--- start of INFORMATION PROVIDED ---

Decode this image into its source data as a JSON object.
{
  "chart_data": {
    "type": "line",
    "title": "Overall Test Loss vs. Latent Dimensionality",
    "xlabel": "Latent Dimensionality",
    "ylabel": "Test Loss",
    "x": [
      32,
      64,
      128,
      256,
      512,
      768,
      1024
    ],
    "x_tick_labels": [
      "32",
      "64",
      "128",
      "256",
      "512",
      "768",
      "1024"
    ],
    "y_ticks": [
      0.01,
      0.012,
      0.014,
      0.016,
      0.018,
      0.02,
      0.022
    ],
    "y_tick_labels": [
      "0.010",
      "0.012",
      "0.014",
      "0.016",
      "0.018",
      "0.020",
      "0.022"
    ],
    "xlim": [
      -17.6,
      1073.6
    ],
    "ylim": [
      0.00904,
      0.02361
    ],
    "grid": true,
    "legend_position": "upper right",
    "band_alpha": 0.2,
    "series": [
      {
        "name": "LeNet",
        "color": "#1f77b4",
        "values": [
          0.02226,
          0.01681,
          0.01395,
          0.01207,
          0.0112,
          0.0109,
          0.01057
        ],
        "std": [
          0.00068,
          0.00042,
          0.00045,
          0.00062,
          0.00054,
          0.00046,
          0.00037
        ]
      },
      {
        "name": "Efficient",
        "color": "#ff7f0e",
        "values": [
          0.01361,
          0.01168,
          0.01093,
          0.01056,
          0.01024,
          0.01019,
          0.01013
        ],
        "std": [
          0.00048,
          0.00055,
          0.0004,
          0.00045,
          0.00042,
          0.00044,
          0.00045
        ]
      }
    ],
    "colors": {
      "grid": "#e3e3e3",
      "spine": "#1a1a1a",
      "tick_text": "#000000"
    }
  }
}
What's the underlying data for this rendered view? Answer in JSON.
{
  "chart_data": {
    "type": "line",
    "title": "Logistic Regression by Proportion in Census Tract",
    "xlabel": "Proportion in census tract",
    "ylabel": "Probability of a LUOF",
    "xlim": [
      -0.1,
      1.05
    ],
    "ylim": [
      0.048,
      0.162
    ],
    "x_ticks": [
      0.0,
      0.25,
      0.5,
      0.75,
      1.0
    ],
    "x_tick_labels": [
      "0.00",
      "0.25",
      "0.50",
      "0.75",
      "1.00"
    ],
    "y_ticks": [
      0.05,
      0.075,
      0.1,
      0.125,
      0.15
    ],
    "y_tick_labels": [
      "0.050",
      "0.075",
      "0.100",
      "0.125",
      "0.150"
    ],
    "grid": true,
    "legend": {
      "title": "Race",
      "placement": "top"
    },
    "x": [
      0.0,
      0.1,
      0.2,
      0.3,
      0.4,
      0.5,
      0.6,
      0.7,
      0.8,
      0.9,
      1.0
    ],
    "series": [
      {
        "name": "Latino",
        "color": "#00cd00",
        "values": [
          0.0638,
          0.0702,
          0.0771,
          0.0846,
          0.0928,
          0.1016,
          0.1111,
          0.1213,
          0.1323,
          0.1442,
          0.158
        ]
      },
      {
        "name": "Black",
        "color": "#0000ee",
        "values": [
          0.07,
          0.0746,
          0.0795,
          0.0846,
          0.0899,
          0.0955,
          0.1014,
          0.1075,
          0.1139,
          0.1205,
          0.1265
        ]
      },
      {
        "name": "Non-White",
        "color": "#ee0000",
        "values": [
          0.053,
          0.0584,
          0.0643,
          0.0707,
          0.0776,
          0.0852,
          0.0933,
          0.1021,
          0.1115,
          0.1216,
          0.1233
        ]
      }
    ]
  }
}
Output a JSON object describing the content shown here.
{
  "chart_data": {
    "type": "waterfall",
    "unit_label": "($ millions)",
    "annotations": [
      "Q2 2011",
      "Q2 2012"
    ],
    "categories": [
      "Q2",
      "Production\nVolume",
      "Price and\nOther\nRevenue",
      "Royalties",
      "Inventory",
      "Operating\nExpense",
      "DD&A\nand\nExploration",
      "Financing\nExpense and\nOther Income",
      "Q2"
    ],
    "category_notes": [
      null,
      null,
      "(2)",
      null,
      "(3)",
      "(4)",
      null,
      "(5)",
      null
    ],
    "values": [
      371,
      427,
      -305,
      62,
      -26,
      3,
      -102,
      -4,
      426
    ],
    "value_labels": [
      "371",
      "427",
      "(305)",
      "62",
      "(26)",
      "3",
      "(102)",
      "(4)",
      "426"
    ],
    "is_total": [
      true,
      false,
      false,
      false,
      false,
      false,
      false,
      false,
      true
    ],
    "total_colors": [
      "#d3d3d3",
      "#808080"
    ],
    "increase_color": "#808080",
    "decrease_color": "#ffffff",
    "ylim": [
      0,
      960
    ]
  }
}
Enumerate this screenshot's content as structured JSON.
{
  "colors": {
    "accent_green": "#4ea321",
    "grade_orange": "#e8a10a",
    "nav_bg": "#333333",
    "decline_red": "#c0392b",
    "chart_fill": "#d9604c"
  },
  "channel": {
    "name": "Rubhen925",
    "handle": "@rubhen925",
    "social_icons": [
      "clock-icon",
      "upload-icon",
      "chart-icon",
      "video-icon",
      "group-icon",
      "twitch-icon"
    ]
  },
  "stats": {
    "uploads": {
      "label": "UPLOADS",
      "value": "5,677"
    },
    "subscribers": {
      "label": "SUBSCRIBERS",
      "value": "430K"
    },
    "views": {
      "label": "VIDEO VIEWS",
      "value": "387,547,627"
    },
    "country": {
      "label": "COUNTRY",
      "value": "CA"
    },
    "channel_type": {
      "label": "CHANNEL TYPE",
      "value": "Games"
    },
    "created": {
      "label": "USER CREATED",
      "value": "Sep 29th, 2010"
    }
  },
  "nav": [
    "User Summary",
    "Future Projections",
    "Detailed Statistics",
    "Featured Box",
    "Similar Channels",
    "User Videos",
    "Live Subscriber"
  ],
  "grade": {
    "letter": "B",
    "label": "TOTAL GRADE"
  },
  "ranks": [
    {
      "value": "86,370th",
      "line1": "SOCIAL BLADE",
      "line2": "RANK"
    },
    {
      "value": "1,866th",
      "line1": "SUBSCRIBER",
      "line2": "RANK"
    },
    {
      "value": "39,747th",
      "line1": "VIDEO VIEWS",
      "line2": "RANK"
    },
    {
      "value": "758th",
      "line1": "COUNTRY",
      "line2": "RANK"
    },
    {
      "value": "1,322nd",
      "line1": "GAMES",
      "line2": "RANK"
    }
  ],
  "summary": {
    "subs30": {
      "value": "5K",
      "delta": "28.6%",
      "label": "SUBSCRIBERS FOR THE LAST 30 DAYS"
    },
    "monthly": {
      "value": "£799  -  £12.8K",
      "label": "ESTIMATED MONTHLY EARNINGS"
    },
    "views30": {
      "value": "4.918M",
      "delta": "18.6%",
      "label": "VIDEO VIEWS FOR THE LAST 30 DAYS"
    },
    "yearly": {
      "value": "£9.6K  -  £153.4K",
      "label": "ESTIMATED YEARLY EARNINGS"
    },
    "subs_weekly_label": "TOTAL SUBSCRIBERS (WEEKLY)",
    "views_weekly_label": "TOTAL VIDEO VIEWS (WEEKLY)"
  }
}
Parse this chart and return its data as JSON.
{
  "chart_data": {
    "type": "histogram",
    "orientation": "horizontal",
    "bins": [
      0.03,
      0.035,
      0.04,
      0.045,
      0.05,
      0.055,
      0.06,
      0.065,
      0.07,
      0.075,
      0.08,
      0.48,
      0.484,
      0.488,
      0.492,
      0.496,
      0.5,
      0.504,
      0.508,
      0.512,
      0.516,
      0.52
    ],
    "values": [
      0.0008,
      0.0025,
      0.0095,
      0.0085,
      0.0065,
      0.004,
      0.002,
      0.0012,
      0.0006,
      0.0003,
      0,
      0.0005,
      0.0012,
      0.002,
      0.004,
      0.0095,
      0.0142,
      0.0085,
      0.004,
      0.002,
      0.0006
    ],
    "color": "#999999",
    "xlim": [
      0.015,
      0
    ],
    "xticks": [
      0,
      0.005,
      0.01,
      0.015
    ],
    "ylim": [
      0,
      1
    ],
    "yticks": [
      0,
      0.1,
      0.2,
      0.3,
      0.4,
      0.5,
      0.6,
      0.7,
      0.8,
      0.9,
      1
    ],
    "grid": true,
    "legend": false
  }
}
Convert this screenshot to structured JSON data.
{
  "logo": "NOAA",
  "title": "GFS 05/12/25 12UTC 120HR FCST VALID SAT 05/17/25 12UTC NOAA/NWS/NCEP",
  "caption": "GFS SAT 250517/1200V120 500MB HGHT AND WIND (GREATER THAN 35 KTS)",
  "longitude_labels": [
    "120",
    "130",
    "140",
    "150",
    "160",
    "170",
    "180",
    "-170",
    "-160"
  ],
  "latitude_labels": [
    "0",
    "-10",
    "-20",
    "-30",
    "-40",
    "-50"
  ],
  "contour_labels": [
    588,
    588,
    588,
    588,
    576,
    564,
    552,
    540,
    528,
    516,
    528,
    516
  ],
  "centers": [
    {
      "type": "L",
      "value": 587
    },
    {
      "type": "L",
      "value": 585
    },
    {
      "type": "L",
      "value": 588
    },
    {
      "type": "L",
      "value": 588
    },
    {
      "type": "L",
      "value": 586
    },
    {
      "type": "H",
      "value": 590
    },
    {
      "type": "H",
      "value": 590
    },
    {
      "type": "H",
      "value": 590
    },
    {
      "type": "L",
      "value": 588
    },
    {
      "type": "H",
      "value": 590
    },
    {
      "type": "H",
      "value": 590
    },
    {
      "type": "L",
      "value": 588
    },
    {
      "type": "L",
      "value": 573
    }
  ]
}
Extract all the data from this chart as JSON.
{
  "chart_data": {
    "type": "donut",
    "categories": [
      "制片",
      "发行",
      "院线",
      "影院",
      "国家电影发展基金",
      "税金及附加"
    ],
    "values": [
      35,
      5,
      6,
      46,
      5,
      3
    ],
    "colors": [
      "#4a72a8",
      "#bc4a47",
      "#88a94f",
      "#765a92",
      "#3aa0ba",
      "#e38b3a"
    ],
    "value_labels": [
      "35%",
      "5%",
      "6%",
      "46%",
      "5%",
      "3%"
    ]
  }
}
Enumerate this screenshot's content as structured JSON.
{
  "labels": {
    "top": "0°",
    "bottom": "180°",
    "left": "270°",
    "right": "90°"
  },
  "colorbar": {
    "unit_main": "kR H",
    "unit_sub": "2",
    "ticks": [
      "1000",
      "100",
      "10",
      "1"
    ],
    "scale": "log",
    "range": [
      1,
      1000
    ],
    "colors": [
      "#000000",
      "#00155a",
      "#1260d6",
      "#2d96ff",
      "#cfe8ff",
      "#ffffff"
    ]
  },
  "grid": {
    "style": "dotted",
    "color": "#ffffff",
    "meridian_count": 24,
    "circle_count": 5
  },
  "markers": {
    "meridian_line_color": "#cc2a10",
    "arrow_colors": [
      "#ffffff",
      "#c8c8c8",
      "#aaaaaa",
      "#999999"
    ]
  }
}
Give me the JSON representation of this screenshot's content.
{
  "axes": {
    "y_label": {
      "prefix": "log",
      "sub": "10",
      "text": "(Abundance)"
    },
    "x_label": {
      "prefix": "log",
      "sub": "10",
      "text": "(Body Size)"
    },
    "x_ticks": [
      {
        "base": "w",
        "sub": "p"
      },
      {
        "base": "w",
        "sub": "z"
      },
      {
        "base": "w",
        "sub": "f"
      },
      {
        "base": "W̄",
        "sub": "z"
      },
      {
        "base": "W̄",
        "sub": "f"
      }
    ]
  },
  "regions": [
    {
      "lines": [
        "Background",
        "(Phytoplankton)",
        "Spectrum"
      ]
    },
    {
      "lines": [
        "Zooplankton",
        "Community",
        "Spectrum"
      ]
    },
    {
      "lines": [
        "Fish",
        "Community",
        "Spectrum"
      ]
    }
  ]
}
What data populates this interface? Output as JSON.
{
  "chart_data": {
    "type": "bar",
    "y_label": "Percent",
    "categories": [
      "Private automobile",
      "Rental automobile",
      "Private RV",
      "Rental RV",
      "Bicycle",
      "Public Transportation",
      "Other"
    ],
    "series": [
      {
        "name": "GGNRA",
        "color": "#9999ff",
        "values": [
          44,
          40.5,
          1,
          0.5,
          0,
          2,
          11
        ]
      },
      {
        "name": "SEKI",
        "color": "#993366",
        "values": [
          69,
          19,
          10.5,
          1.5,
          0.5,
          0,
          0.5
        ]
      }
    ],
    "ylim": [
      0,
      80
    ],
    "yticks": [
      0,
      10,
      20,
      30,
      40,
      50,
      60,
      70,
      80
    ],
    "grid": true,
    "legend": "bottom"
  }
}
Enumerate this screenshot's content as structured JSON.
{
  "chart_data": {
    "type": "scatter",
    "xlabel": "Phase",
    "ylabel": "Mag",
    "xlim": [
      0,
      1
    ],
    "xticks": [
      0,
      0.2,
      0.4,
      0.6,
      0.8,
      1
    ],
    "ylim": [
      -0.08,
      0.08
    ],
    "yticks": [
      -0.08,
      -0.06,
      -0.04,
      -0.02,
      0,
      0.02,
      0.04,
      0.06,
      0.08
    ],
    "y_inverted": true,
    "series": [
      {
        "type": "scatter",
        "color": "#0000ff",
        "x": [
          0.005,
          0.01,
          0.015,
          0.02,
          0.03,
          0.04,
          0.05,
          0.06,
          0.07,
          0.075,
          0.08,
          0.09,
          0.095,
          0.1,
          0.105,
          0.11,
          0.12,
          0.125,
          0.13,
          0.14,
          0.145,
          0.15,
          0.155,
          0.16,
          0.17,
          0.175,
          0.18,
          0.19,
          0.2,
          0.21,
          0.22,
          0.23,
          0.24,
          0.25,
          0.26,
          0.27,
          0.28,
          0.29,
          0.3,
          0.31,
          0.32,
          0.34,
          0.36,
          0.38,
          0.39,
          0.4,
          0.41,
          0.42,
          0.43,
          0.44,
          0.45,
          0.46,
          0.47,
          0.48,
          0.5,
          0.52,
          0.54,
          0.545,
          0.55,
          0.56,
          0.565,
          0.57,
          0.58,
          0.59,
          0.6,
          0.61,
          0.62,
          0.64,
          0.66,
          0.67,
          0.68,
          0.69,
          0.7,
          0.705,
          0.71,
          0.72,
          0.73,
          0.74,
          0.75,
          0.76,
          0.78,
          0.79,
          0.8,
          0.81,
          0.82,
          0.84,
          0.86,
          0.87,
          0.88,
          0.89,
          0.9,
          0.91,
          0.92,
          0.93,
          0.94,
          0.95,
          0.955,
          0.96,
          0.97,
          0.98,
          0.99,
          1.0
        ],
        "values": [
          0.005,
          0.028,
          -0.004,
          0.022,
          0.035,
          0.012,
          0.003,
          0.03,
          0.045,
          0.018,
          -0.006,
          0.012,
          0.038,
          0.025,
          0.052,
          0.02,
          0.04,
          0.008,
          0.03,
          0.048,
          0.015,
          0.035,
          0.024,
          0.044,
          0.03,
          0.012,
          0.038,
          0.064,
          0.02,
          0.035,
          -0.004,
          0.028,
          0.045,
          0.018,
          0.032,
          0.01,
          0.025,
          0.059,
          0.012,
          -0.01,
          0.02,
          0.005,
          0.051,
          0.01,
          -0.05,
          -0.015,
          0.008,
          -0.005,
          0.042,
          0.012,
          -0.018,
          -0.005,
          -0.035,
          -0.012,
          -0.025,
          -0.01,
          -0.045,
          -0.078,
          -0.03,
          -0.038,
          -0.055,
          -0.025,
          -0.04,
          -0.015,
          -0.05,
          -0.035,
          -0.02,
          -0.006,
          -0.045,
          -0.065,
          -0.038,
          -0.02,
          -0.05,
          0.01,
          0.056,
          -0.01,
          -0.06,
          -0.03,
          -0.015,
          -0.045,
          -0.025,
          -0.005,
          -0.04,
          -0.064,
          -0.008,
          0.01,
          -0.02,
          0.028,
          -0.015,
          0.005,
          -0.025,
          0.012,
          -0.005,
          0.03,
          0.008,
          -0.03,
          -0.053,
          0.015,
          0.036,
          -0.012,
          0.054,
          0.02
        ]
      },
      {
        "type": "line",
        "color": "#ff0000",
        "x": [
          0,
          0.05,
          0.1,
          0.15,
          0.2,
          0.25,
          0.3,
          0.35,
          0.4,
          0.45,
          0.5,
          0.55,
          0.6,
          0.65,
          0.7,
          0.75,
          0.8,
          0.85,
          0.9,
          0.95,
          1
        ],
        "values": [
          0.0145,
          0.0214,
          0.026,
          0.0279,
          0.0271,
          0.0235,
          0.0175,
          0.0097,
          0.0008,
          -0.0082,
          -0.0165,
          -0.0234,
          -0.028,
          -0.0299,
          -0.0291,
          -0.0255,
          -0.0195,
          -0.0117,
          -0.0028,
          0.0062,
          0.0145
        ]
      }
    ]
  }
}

--- end of INFORMATION PROVIDED ---

- JOB: Say how many lines have the string "xlabel" in them, offering no words beyond the number.

- SOLUTION TO THE EXERCISE: 3